— start of RECORDS TO USE —

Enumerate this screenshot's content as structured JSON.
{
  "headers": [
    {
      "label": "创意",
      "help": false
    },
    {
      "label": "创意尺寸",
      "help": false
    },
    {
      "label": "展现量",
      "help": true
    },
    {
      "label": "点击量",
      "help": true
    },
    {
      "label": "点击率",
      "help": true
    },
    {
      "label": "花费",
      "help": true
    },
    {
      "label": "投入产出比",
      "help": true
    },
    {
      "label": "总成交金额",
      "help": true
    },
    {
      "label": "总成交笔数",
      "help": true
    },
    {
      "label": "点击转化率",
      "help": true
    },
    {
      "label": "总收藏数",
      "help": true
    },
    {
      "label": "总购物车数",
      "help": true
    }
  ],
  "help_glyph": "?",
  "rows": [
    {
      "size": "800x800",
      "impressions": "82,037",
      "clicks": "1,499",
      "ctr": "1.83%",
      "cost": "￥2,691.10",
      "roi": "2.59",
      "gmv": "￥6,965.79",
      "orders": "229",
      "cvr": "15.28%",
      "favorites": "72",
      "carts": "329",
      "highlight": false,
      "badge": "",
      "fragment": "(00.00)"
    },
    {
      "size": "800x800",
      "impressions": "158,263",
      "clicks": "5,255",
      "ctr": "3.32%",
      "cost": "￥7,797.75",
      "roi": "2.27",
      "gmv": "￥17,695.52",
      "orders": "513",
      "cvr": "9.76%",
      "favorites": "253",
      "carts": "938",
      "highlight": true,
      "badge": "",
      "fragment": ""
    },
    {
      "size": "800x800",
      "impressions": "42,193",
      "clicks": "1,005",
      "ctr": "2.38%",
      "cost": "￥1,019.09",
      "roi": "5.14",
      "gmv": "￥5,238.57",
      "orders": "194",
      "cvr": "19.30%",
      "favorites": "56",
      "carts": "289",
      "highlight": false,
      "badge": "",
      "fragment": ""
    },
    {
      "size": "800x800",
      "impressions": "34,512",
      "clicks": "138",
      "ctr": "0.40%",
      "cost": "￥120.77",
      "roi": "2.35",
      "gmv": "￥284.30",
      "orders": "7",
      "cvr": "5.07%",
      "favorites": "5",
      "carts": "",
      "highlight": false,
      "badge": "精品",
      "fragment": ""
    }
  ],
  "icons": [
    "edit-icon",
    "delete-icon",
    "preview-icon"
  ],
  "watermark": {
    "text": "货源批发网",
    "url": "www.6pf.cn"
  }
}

— end of RECORDS TO USE —
— start of RECORDS TO USE —

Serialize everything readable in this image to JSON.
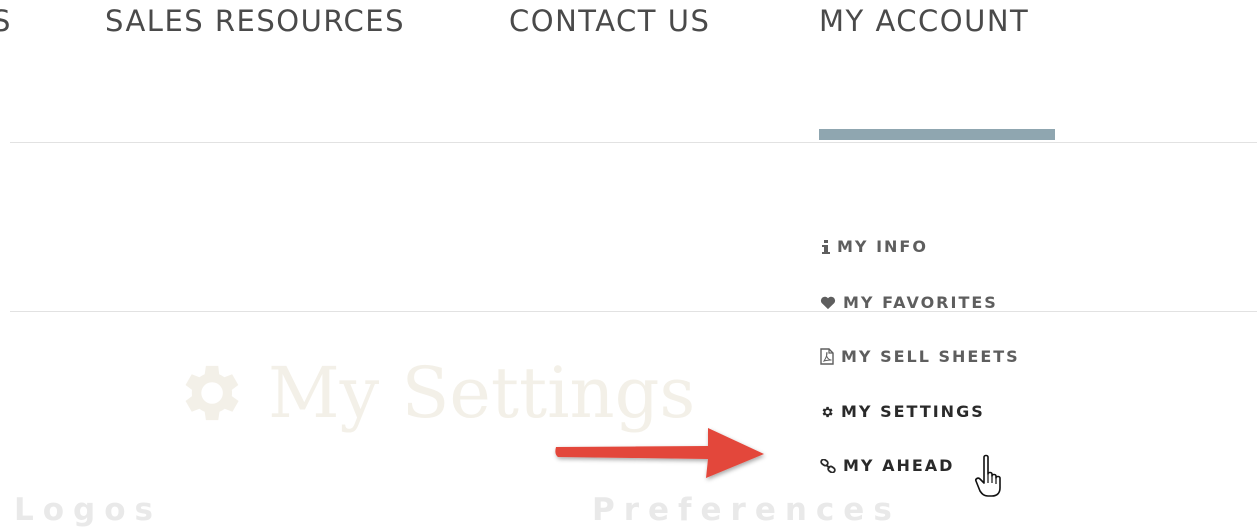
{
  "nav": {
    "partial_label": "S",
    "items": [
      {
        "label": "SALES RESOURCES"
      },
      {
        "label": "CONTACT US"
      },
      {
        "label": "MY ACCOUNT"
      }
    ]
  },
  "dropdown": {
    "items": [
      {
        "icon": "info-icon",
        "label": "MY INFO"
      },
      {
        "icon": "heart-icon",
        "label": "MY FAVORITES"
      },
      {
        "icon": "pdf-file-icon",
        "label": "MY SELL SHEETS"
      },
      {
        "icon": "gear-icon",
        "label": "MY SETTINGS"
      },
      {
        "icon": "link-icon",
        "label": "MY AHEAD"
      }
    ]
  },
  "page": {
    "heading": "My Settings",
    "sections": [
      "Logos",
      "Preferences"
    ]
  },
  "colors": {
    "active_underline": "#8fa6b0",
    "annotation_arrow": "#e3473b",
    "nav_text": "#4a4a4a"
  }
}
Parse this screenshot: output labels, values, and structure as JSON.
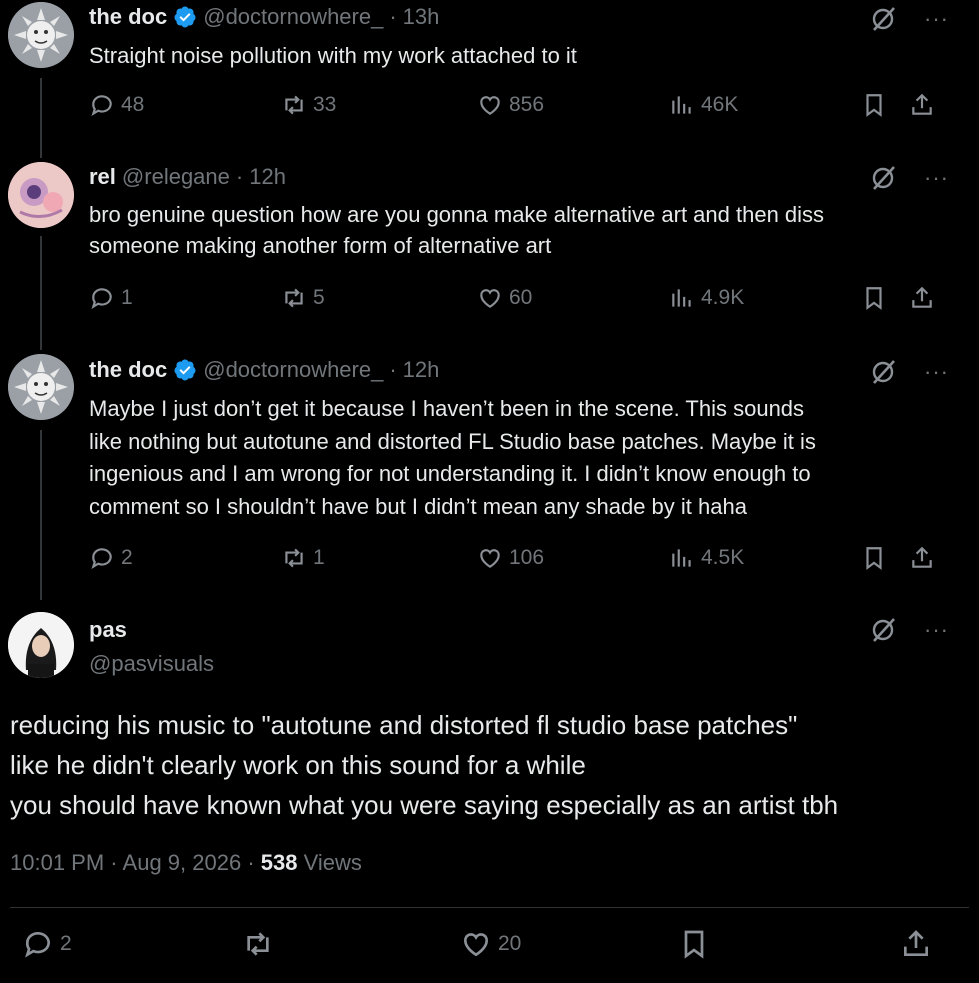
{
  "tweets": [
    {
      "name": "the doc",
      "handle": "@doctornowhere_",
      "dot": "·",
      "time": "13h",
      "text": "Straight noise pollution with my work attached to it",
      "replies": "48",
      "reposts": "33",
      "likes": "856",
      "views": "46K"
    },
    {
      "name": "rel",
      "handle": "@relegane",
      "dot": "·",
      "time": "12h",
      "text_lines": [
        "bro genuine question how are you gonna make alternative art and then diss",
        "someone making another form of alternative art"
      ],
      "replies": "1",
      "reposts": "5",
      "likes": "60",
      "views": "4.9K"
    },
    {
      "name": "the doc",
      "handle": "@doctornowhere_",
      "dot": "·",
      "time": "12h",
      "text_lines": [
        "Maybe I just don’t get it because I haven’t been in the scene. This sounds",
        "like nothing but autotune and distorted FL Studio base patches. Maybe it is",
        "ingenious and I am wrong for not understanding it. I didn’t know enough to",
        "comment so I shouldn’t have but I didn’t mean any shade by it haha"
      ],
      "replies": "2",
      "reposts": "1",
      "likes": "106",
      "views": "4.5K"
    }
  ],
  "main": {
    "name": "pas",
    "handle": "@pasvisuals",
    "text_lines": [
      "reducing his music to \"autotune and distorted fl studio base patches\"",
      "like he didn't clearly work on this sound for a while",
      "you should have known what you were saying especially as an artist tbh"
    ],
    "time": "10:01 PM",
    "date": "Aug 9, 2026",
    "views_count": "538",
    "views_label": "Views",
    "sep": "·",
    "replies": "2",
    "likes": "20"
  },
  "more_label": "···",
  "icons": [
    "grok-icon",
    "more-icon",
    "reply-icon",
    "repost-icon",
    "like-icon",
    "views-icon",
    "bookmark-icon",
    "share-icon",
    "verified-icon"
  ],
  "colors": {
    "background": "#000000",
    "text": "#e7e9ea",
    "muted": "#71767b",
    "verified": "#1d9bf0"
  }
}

— end of RECORDS TO USE —

== SHORT TASK ==
Consider the entries above and return each line with the string "work".

== REPLY ==
      "text": "Straight noise pollution with my work attached to it",
      "like he didn't clearly work on this sound for a while",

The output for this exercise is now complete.